**INSTRUCTION:** Among the lines below, list those containing the string "rmse".

Records from a collection of figures
------------------------------------------------------------------------
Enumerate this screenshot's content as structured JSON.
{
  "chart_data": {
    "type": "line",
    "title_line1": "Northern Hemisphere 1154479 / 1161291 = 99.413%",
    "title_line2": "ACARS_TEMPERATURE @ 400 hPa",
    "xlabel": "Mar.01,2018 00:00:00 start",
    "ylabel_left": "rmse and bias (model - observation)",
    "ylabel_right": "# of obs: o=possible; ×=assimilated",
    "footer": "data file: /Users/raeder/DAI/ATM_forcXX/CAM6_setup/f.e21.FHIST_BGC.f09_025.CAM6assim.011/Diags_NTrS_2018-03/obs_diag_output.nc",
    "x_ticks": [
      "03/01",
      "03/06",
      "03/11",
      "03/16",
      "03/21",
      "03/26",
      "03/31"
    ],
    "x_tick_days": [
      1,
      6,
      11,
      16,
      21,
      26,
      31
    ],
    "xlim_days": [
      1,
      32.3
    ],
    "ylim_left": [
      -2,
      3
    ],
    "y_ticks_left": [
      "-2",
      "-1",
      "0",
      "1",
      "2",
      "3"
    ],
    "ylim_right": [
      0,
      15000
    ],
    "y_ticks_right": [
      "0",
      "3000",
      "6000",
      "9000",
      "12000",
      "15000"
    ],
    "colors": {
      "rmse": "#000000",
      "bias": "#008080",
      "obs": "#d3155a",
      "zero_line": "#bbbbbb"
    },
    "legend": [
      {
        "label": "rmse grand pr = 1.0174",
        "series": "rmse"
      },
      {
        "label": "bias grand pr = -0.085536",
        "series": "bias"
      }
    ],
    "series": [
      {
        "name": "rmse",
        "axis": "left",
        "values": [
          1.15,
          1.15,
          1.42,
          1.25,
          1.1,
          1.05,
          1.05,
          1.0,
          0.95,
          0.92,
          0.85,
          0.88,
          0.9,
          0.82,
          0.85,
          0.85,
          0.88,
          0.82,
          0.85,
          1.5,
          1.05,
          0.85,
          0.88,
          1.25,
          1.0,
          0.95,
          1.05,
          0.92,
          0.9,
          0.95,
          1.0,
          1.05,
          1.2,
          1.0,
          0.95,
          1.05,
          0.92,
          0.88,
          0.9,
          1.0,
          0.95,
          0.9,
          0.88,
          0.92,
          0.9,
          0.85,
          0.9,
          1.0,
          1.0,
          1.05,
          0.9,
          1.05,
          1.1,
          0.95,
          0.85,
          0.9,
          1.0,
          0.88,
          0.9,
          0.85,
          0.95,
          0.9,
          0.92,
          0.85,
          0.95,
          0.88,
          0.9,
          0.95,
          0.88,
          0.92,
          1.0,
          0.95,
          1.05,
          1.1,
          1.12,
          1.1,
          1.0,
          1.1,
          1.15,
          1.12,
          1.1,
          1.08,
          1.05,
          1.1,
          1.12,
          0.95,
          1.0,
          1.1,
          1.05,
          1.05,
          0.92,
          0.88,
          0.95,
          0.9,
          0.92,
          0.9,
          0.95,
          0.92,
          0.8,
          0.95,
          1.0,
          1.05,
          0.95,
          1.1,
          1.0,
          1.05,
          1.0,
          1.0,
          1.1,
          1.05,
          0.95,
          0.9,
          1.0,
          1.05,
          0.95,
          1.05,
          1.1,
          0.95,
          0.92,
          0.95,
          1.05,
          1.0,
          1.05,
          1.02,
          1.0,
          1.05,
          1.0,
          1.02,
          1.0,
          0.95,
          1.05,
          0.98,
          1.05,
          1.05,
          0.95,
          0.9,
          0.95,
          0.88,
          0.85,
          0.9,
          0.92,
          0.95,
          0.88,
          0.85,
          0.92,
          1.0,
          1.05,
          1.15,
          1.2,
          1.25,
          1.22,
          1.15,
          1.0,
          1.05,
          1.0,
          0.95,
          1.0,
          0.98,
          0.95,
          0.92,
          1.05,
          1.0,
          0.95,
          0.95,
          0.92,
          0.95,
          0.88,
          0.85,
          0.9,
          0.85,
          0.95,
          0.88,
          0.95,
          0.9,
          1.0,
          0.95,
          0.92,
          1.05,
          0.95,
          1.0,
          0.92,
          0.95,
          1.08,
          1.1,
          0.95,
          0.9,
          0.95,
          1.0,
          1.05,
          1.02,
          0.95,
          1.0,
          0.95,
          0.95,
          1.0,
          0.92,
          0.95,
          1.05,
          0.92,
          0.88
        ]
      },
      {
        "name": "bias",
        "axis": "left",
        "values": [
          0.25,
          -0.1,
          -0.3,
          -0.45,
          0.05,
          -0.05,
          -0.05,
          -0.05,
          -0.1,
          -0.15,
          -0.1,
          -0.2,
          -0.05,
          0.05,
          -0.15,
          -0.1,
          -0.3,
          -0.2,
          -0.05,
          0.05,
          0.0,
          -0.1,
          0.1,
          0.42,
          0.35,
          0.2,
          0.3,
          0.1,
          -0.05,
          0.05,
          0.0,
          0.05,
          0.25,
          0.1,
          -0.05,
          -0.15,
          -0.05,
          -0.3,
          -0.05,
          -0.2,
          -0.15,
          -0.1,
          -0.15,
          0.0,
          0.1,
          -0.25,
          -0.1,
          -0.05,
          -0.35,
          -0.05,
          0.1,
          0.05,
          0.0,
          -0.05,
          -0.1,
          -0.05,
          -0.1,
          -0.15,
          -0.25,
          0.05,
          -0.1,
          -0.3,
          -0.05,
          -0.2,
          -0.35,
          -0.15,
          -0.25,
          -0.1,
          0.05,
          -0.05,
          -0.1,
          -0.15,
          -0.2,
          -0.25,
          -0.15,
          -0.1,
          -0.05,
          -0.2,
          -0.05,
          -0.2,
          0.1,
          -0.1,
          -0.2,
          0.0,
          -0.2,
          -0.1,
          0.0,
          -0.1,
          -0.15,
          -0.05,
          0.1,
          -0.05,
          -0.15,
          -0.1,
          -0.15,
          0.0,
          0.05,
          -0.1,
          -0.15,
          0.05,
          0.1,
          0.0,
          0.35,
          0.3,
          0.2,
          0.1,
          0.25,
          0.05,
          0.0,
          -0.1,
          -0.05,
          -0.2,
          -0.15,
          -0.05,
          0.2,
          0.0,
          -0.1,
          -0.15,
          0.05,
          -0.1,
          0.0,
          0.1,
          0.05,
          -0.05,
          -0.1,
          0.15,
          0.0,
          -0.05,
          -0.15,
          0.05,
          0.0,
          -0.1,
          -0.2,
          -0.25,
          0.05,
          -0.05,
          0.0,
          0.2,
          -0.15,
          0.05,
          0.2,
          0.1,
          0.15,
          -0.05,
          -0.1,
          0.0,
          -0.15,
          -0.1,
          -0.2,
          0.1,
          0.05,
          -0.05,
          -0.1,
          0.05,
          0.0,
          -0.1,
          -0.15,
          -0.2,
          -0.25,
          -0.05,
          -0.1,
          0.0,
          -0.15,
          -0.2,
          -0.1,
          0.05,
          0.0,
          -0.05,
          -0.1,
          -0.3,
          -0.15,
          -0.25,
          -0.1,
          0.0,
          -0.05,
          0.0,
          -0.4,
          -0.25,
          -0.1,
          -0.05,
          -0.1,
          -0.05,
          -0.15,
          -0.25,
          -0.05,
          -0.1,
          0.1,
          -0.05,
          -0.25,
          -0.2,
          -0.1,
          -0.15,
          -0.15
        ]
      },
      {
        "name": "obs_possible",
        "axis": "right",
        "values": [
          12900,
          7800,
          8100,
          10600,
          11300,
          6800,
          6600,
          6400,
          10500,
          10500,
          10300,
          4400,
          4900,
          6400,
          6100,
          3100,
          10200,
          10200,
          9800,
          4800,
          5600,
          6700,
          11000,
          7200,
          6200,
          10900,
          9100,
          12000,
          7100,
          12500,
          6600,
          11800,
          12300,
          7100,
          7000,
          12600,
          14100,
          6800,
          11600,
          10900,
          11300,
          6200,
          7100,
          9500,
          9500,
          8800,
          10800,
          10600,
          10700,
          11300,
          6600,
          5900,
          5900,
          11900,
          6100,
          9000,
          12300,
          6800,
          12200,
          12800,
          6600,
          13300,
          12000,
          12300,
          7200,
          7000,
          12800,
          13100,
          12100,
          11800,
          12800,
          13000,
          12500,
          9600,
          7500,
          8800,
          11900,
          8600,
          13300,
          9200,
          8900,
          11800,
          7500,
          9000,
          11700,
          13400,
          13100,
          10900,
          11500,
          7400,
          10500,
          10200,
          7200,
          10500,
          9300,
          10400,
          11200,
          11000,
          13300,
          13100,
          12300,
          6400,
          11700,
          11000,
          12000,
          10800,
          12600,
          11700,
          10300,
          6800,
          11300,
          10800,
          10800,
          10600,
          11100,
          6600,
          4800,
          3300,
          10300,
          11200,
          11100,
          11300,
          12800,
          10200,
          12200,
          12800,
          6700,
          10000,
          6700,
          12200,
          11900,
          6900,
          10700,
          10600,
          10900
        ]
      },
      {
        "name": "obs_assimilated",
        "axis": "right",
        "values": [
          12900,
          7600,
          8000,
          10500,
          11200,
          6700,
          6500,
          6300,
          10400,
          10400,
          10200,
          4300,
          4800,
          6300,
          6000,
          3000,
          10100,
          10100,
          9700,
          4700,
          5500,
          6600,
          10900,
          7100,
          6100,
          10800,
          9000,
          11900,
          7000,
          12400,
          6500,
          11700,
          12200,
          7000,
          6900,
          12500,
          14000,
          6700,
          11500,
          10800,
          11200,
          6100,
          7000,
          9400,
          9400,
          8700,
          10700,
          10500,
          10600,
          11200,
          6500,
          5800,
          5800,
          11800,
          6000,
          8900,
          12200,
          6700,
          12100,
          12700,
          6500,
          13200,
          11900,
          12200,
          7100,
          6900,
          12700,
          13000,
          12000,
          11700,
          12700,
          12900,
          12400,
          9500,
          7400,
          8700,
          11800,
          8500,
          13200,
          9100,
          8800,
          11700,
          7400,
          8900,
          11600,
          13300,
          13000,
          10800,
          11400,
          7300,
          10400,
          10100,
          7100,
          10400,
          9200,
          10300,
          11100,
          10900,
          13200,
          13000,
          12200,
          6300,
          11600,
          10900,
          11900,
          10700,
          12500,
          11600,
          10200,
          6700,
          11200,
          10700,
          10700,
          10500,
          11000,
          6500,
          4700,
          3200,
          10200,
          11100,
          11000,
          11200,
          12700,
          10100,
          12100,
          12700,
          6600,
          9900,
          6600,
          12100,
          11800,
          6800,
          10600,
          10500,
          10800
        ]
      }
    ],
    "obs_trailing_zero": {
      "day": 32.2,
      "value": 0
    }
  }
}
------------------------------------------------------------------------
**RESPONSE BELOW:**
    "ylabel_left": "rmse and bias (model - observation)",
      "rmse": "#000000",
        "label": "rmse grand pr = 1.0174",
        "series": "rmse"
        "name": "rmse",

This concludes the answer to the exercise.